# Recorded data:
>> Begin
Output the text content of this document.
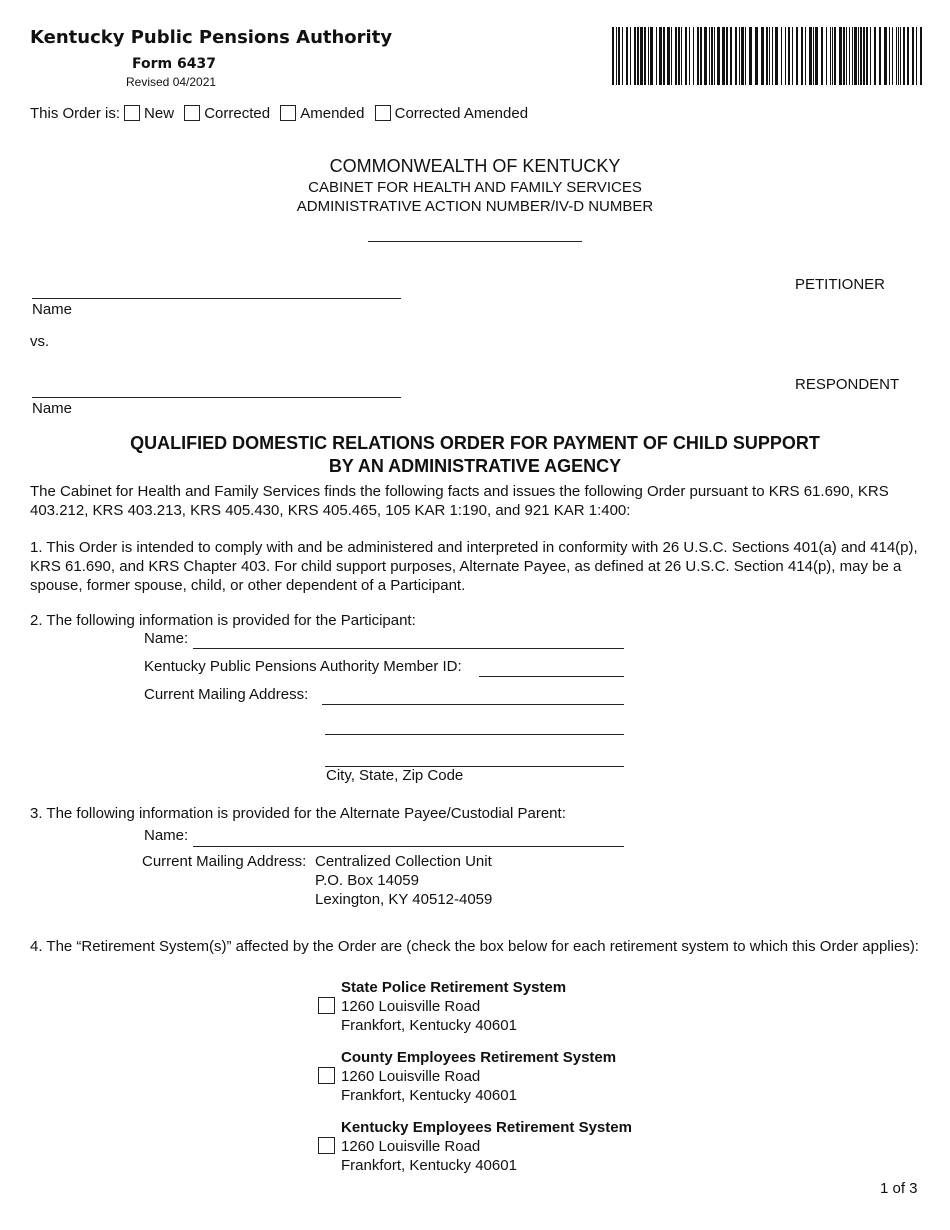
Kentucky Public Pensions Authority
Form 6437
Revised 04/2021
This Order is: New Corrected Amended Corrected Amended
COMMONWEALTH OF KENTUCKY
CABINET FOR HEALTH AND FAMILY SERVICES
ADMINISTRATIVE ACTION NUMBER/IV-D NUMBER
PETITIONER
Name
vs.
RESPONDENT
Name
QUALIFIED DOMESTIC RELATIONS ORDER FOR PAYMENT OF CHILD SUPPORT
BY AN ADMINISTRATIVE AGENCY
The Cabinet for Health and Family Services finds the following facts and issues the following Order pursuant to KRS 61.690, KRS 403.212, KRS 403.213, KRS 405.430, KRS 405.465, 105 KAR 1:190, and 921 KAR 1:400:
1. This Order is intended to comply with and be administered and interpreted in conformity with 26 U.S.C. Sections 401(a) and 414(p), KRS 61.690, and KRS Chapter 403. For child support purposes, Alternate Payee, as defined at 26 U.S.C. Section 414(p), may be a spouse, former spouse, child, or other dependent of a Participant.
2. The following information is provided for the Participant:
Name:
Kentucky Public Pensions Authority Member ID:
Current Mailing Address:
City, State, Zip Code
3. The following information is provided for the Alternate Payee/Custodial Parent:
Name:
Current Mailing Address: Centralized Collection Unit
P.O. Box 14059
Lexington, KY 40512-4059
4. The “Retirement System(s)” affected by the Order are (check the box below for each retirement system to which this Order applies):
State Police Retirement System
1260 Louisville Road
Frankfort, Kentucky 40601
County Employees Retirement System
1260 Louisville Road
Frankfort, Kentucky 40601
Kentucky Employees Retirement System
1260 Louisville Road
Frankfort, Kentucky 40601
1 of 3
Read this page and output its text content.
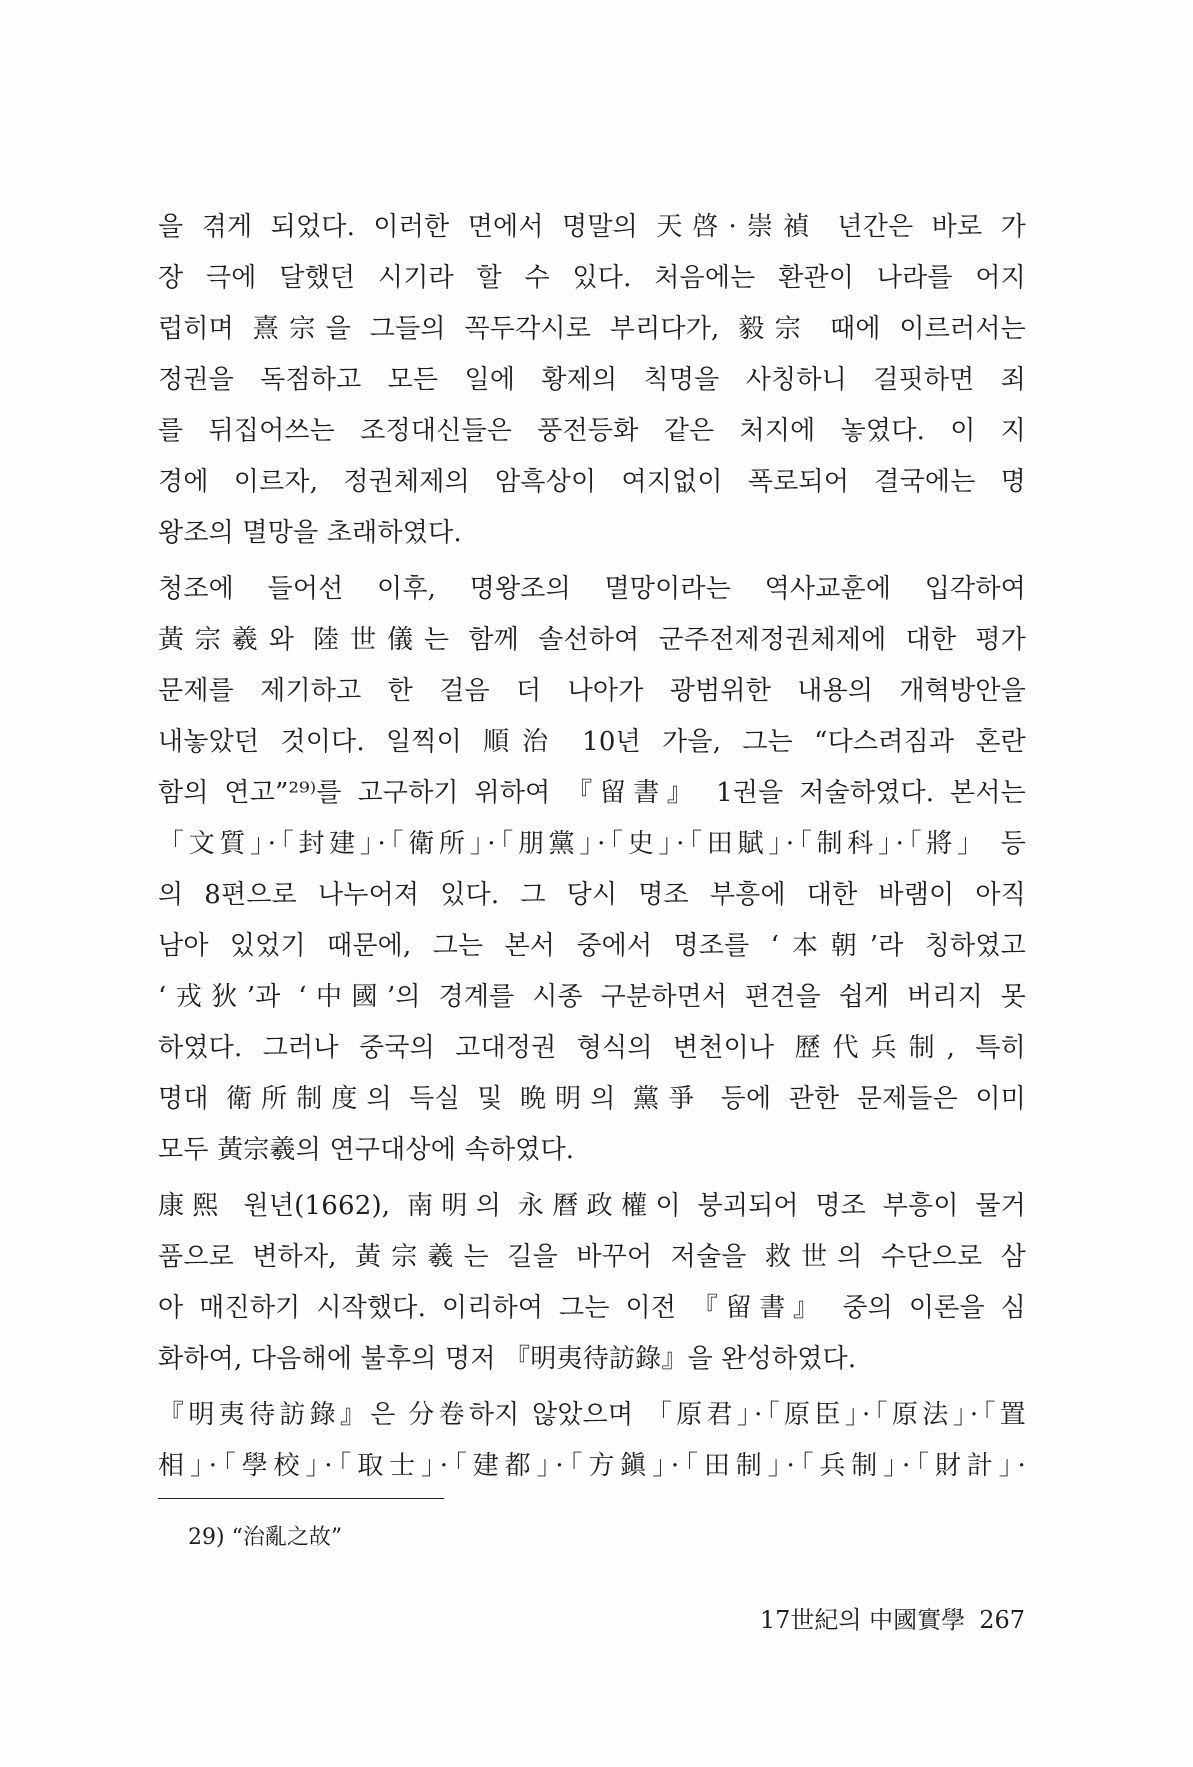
을 겪게 되었다. 이러한 면에서 명말의 天啓·崇禎 년간은 바로 가
장 극에 달했던 시기라 할 수 있다. 처음에는 환관이 나라를 어지
럽히며 熹宗을 그들의 꼭두각시로 부리다가, 毅宗 때에 이르러서는
정권을 독점하고 모든 일에 황제의 칙명을 사칭하니 걸핏하면 죄
를 뒤집어쓰는 조정대신들은 풍전등화 같은 처지에 놓였다. 이 지
경에 이르자, 정권체제의 암흑상이 여지없이 폭로되어 결국에는 명
왕조의 멸망을 초래하였다.
청조에 들어선 이후, 명왕조의 멸망이라는 역사교훈에 입각하여
黃宗羲와 陸世儀는 함께 솔선하여 군주전제정권체제에 대한 평가
문제를 제기하고 한 걸음 더 나아가 광범위한 내용의 개혁방안을
내놓았던 것이다. 일찍이 順治 10년 가을, 그는 “다스려짐과 혼란
함의 연고”²⁹⁾를 고구하기 위하여 『留書』 1권을 저술하였다. 본서는
「文質」·「封建」·「衛所」·「朋黨」·「史」·「田賦」·「制科」·「將」 등
의 8편으로 나누어져 있다. 그 당시 명조 부흥에 대한 바램이 아직
남아 있었기 때문에, 그는 본서 중에서 명조를 ‘本朝’라 칭하였고
‘戎狄’과 ‘中國’의 경계를 시종 구분하면서 편견을 쉽게 버리지 못
하였다. 그러나 중국의 고대정권 형식의 변천이나 歷代兵制, 특히
명대 衛所制度의 득실 및 晩明의 黨爭 등에 관한 문제들은 이미
모두 黃宗羲의 연구대상에 속하였다.
康熙 원년(1662), 南明의 永曆政權이 붕괴되어 명조 부흥이 물거
품으로 변하자, 黃宗羲는 길을 바꾸어 저술을 救世의 수단으로 삼
아 매진하기 시작했다. 이리하여 그는 이전 『留書』 중의 이론을 심
화하여, 다음해에 불후의 명저 『明夷待訪錄』을 완성하였다.
『明夷待訪錄』은 分卷하지 않았으며 「原君」·「原臣」·「原法」·「置
相」·「學校」·「取士」·「建都」·「方鎭」·「田制」·「兵制」·「財計」·
29) “治亂之故”
17世紀의 中國實學 267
>> End
# Goal:
Copy all the lines of data exactly as they appear, dropping any images.

# Response:
Output the text content of this document.
Kentucky Public Pensions Authority
Form 6437
Revised 04/2021
This Order is: New Corrected Amended Corrected Amended
COMMONWEALTH OF KENTUCKY
CABINET FOR HEALTH AND FAMILY SERVICES
ADMINISTRATIVE ACTION NUMBER/IV-D NUMBER
PETITIONER
Name
vs.
RESPONDENT
Name
QUALIFIED DOMESTIC RELATIONS ORDER FOR PAYMENT OF CHILD SUPPORT
BY AN ADMINISTRATIVE AGENCY
The Cabinet for Health and Family Services finds the following facts and issues the following Order pursuant to KRS 61.690, KRS 403.212, KRS 403.213, KRS 405.430, KRS 405.465, 105 KAR 1:190, and 921 KAR 1:400:
1. This Order is intended to comply with and be administered and interpreted in conformity with 26 U.S.C. Sections 401(a) and 414(p), KRS 61.690, and KRS Chapter 403. For child support purposes, Alternate Payee, as defined at 26 U.S.C. Section 414(p), may be a spouse, former spouse, child, or other dependent of a Participant.
2. The following information is provided for the Participant:
Name:
Kentucky Public Pensions Authority Member ID:
Current Mailing Address:
City, State, Zip Code
3. The following information is provided for the Alternate Payee/Custodial Parent:
Name:
Current Mailing Address: Centralized Collection Unit
P.O. Box 14059
Lexington, KY 40512-4059
4. The “Retirement System(s)” affected by the Order are (check the box below for each retirement system to which this Order applies):
State Police Retirement System
1260 Louisville Road
Frankfort, Kentucky 40601
County Employees Retirement System
1260 Louisville Road
Frankfort, Kentucky 40601
Kentucky Employees Retirement System
1260 Louisville Road
Frankfort, Kentucky 40601
1 of 3
Read this page and output its text content.
을 겪게 되었다. 이러한 면에서 명말의 天啓·崇禎 년간은 바로 가
장 극에 달했던 시기라 할 수 있다. 처음에는 환관이 나라를 어지
럽히며 熹宗을 그들의 꼭두각시로 부리다가, 毅宗 때에 이르러서는
정권을 독점하고 모든 일에 황제의 칙명을 사칭하니 걸핏하면 죄
를 뒤집어쓰는 조정대신들은 풍전등화 같은 처지에 놓였다. 이 지
경에 이르자, 정권체제의 암흑상이 여지없이 폭로되어 결국에는 명
왕조의 멸망을 초래하였다.
청조에 들어선 이후, 명왕조의 멸망이라는 역사교훈에 입각하여
黃宗羲와 陸世儀는 함께 솔선하여 군주전제정권체제에 대한 평가
문제를 제기하고 한 걸음 더 나아가 광범위한 내용의 개혁방안을
내놓았던 것이다. 일찍이 順治 10년 가을, 그는 “다스려짐과 혼란
함의 연고”²⁹⁾를 고구하기 위하여 『留書』 1권을 저술하였다. 본서는
「文質」·「封建」·「衛所」·「朋黨」·「史」·「田賦」·「制科」·「將」 등
의 8편으로 나누어져 있다. 그 당시 명조 부흥에 대한 바램이 아직
남아 있었기 때문에, 그는 본서 중에서 명조를 ‘本朝’라 칭하였고
‘戎狄’과 ‘中國’의 경계를 시종 구분하면서 편견을 쉽게 버리지 못
하였다. 그러나 중국의 고대정권 형식의 변천이나 歷代兵制, 특히
명대 衛所制度의 득실 및 晩明의 黨爭 등에 관한 문제들은 이미
모두 黃宗羲의 연구대상에 속하였다.
康熙 원년(1662), 南明의 永曆政權이 붕괴되어 명조 부흥이 물거
품으로 변하자, 黃宗羲는 길을 바꾸어 저술을 救世의 수단으로 삼
아 매진하기 시작했다. 이리하여 그는 이전 『留書』 중의 이론을 심
화하여, 다음해에 불후의 명저 『明夷待訪錄』을 완성하였다.
『明夷待訪錄』은 分卷하지 않았으며 「原君」·「原臣」·「原法」·「置
相」·「學校」·「取士」·「建都」·「方鎭」·「田制」·「兵制」·「財計」·
29) “治亂之故”
17世紀의 中國實學 267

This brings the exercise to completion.